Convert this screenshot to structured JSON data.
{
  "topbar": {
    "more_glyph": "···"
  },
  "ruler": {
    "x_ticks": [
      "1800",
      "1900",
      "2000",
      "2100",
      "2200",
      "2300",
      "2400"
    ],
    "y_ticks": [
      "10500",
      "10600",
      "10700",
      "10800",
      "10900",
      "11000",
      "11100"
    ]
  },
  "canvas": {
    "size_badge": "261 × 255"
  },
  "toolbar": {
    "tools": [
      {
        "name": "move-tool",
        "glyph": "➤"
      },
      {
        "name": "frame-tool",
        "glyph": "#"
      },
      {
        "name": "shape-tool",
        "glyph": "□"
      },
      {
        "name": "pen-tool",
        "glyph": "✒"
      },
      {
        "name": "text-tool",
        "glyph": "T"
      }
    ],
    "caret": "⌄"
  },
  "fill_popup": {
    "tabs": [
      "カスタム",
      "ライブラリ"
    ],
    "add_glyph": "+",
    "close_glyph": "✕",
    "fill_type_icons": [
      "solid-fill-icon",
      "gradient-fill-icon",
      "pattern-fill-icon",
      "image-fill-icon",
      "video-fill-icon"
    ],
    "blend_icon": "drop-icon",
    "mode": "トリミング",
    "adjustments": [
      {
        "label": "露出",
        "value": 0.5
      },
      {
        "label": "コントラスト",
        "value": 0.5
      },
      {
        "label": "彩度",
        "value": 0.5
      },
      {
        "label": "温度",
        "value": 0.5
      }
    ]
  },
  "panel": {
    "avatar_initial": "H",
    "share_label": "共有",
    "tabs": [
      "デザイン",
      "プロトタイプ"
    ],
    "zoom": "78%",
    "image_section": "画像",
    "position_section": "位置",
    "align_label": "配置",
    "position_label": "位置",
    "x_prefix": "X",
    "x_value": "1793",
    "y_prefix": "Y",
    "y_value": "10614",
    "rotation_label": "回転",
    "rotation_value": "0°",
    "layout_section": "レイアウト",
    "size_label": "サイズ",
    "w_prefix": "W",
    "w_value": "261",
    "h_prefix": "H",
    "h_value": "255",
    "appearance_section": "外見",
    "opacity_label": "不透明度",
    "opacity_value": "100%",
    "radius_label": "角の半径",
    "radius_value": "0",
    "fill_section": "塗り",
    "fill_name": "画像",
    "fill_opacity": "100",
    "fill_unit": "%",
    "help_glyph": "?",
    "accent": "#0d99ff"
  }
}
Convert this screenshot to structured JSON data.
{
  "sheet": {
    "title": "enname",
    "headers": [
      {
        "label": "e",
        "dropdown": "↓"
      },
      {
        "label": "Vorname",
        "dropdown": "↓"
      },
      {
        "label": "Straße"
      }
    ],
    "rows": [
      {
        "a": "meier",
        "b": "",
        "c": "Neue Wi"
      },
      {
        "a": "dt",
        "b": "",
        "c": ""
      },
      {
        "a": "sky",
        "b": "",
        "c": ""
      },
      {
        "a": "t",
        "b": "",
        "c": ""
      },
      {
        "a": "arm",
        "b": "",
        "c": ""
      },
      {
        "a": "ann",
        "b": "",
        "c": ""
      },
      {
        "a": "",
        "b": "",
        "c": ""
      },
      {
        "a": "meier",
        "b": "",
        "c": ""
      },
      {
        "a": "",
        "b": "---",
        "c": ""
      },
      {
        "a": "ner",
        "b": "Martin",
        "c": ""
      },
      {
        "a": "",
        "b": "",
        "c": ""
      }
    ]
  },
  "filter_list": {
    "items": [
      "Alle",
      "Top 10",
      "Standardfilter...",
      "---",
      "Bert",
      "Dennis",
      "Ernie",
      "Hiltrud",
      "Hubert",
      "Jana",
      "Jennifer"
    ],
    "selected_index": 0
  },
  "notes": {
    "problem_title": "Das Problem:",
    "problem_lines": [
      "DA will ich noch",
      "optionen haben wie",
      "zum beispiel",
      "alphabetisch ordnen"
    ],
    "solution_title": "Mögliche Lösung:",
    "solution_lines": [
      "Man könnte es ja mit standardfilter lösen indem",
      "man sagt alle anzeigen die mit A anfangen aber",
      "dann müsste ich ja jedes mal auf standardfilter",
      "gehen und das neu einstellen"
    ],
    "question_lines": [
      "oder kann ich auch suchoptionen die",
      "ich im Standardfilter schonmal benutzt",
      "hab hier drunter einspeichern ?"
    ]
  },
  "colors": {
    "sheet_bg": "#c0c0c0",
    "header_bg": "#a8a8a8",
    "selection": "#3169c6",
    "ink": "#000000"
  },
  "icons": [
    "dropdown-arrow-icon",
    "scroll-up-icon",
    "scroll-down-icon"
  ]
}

# Written instruction
Please repeat all the records above exactly as they appear.

# Exercise solution
Convert this screenshot to structured JSON data.
{
  "topbar": {
    "more_glyph": "···"
  },
  "ruler": {
    "x_ticks": [
      "1800",
      "1900",
      "2000",
      "2100",
      "2200",
      "2300",
      "2400"
    ],
    "y_ticks": [
      "10500",
      "10600",
      "10700",
      "10800",
      "10900",
      "11000",
      "11100"
    ]
  },
  "canvas": {
    "size_badge": "261 × 255"
  },
  "toolbar": {
    "tools": [
      {
        "name": "move-tool",
        "glyph": "➤"
      },
      {
        "name": "frame-tool",
        "glyph": "#"
      },
      {
        "name": "shape-tool",
        "glyph": "□"
      },
      {
        "name": "pen-tool",
        "glyph": "✒"
      },
      {
        "name": "text-tool",
        "glyph": "T"
      }
    ],
    "caret": "⌄"
  },
  "fill_popup": {
    "tabs": [
      "カスタム",
      "ライブラリ"
    ],
    "add_glyph": "+",
    "close_glyph": "✕",
    "fill_type_icons": [
      "solid-fill-icon",
      "gradient-fill-icon",
      "pattern-fill-icon",
      "image-fill-icon",
      "video-fill-icon"
    ],
    "blend_icon": "drop-icon",
    "mode": "トリミング",
    "adjustments": [
      {
        "label": "露出",
        "value": 0.5
      },
      {
        "label": "コントラスト",
        "value": 0.5
      },
      {
        "label": "彩度",
        "value": 0.5
      },
      {
        "label": "温度",
        "value": 0.5
      }
    ]
  },
  "panel": {
    "avatar_initial": "H",
    "share_label": "共有",
    "tabs": [
      "デザイン",
      "プロトタイプ"
    ],
    "zoom": "78%",
    "image_section": "画像",
    "position_section": "位置",
    "align_label": "配置",
    "position_label": "位置",
    "x_prefix": "X",
    "x_value": "1793",
    "y_prefix": "Y",
    "y_value": "10614",
    "rotation_label": "回転",
    "rotation_value": "0°",
    "layout_section": "レイアウト",
    "size_label": "サイズ",
    "w_prefix": "W",
    "w_value": "261",
    "h_prefix": "H",
    "h_value": "255",
    "appearance_section": "外見",
    "opacity_label": "不透明度",
    "opacity_value": "100%",
    "radius_label": "角の半径",
    "radius_value": "0",
    "fill_section": "塗り",
    "fill_name": "画像",
    "fill_opacity": "100",
    "fill_unit": "%",
    "help_glyph": "?",
    "accent": "#0d99ff"
  }
}
Convert this screenshot to structured JSON data.
{
  "sheet": {
    "title": "enname",
    "headers": [
      {
        "label": "e",
        "dropdown": "↓"
      },
      {
        "label": "Vorname",
        "dropdown": "↓"
      },
      {
        "label": "Straße"
      }
    ],
    "rows": [
      {
        "a": "meier",
        "b": "",
        "c": "Neue Wi"
      },
      {
        "a": "dt",
        "b": "",
        "c": ""
      },
      {
        "a": "sky",
        "b": "",
        "c": ""
      },
      {
        "a": "t",
        "b": "",
        "c": ""
      },
      {
        "a": "arm",
        "b": "",
        "c": ""
      },
      {
        "a": "ann",
        "b": "",
        "c": ""
      },
      {
        "a": "",
        "b": "",
        "c": ""
      },
      {
        "a": "meier",
        "b": "",
        "c": ""
      },
      {
        "a": "",
        "b": "---",
        "c": ""
      },
      {
        "a": "ner",
        "b": "Martin",
        "c": ""
      },
      {
        "a": "",
        "b": "",
        "c": ""
      }
    ]
  },
  "filter_list": {
    "items": [
      "Alle",
      "Top 10",
      "Standardfilter...",
      "---",
      "Bert",
      "Dennis",
      "Ernie",
      "Hiltrud",
      "Hubert",
      "Jana",
      "Jennifer"
    ],
    "selected_index": 0
  },
  "notes": {
    "problem_title": "Das Problem:",
    "problem_lines": [
      "DA will ich noch",
      "optionen haben wie",
      "zum beispiel",
      "alphabetisch ordnen"
    ],
    "solution_title": "Mögliche Lösung:",
    "solution_lines": [
      "Man könnte es ja mit standardfilter lösen indem",
      "man sagt alle anzeigen die mit A anfangen aber",
      "dann müsste ich ja jedes mal auf standardfilter",
      "gehen und das neu einstellen"
    ],
    "question_lines": [
      "oder kann ich auch suchoptionen die",
      "ich im Standardfilter schonmal benutzt",
      "hab hier drunter einspeichern ?"
    ]
  },
  "colors": {
    "sheet_bg": "#c0c0c0",
    "header_bg": "#a8a8a8",
    "selection": "#3169c6",
    "ink": "#000000"
  },
  "icons": [
    "dropdown-arrow-icon",
    "scroll-up-icon",
    "scroll-down-icon"
  ]
}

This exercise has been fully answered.